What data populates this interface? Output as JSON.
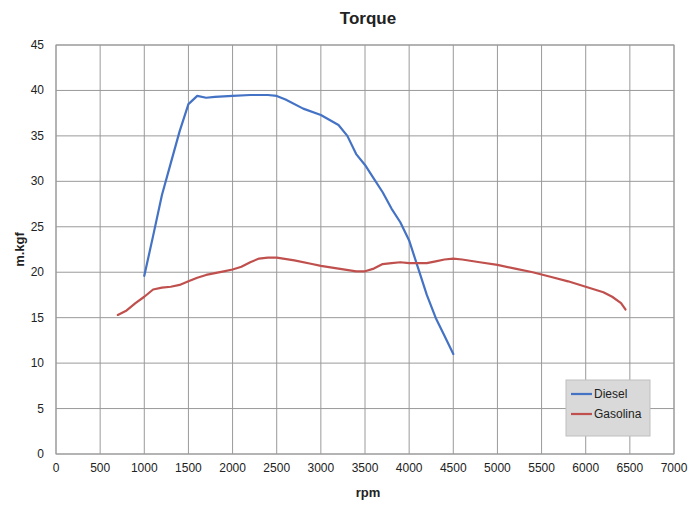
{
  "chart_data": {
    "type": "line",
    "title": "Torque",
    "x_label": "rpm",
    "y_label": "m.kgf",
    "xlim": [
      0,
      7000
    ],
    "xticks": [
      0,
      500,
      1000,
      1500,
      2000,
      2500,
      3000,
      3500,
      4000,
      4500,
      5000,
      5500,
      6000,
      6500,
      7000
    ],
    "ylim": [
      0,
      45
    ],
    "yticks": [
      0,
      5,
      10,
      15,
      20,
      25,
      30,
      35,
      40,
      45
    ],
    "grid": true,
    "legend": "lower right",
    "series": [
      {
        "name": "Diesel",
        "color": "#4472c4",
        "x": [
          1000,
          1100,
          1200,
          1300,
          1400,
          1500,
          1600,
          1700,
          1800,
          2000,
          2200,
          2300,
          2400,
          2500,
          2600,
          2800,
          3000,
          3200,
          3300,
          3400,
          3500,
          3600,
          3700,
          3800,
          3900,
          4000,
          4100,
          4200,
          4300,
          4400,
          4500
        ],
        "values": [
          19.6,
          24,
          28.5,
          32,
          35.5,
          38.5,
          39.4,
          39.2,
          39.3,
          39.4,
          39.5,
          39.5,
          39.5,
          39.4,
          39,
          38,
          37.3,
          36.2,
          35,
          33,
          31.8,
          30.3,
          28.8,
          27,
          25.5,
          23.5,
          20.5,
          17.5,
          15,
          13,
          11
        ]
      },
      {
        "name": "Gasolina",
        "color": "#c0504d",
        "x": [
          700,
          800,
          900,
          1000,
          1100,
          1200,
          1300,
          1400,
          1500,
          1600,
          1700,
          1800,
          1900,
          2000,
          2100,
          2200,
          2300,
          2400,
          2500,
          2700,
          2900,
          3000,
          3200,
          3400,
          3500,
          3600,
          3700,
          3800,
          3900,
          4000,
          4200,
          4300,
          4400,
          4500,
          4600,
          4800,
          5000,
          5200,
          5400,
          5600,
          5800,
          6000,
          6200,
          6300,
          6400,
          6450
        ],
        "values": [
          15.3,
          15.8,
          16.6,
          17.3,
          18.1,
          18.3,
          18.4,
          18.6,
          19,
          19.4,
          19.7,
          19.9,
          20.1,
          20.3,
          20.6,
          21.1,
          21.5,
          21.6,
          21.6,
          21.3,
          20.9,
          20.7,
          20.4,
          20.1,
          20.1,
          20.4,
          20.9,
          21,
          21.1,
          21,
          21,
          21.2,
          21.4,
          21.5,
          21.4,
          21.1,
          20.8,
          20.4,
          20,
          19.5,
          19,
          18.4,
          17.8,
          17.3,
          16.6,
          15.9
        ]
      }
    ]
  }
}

#####

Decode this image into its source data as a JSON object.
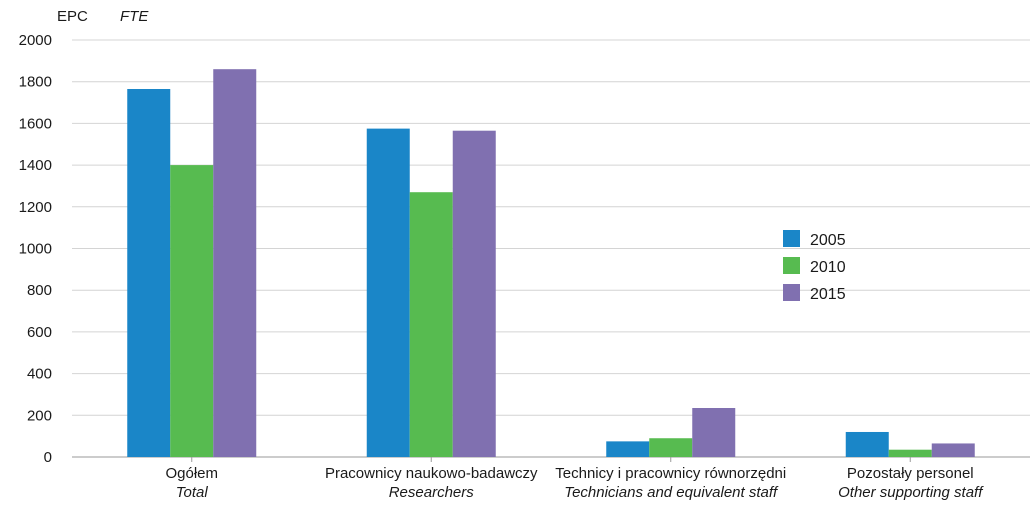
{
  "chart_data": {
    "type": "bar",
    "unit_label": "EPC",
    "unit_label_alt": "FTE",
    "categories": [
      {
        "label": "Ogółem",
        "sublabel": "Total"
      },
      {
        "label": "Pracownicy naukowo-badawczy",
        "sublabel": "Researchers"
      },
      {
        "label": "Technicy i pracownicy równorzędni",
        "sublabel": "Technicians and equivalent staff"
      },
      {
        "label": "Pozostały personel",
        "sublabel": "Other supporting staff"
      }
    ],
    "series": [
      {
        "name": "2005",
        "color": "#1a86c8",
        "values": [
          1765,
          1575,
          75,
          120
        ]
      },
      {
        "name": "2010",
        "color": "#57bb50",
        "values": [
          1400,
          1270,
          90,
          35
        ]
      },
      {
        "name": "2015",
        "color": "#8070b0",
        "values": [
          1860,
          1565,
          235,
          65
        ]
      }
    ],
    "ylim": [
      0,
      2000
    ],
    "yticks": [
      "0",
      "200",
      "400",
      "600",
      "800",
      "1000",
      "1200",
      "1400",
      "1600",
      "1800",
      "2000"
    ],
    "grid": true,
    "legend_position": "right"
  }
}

#####

Using the listing above, gather each line that holds the string "this" and copy it.

Right answer:
What data populates this interface? Output as JSON.
Decode this image into its source data as a JSON object.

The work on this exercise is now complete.